Find all the lines with "是一次函数" and gather them.

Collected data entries
+++++

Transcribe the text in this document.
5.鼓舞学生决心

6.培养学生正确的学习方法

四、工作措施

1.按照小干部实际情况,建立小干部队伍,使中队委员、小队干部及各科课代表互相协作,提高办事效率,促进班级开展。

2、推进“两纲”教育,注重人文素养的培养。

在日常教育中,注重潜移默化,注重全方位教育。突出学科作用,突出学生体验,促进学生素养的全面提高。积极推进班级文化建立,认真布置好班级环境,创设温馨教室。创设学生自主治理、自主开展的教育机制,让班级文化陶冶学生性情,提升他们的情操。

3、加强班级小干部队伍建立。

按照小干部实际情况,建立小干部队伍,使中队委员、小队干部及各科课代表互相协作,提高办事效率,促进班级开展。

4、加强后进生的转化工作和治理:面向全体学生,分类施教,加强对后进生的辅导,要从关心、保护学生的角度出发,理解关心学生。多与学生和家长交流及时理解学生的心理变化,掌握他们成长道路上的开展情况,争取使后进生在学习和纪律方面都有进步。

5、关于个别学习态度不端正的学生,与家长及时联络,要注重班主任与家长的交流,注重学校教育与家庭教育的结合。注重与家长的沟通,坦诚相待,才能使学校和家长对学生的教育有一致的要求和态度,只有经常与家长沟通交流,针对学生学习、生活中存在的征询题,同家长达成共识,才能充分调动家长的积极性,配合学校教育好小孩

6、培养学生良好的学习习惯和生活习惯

+++++

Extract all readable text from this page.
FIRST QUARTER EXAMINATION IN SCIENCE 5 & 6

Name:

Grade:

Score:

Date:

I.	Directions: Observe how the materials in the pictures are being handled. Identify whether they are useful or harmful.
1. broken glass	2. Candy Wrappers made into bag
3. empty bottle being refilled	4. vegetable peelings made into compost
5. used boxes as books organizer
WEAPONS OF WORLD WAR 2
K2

+++++

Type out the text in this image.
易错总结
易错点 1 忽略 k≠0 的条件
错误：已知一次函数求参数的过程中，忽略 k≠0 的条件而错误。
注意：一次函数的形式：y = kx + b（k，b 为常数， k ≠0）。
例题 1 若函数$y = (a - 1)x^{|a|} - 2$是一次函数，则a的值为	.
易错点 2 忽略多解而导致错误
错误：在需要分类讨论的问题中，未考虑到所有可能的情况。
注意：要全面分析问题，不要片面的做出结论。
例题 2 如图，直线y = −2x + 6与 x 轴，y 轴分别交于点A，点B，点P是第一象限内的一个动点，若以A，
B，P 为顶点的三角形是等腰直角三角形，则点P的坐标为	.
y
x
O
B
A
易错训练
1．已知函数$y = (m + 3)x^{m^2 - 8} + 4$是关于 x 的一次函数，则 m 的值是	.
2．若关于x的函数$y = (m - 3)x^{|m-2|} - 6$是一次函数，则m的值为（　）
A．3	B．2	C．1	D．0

+++++

▸ Complete output:
例题 1 若函数$y = (a - 1)x^{|a|} - 2$是一次函数，则a的值为	.
2．若关于x的函数$y = (m - 3)x^{|m-2|} - 6$是一次函数，则m的值为（　）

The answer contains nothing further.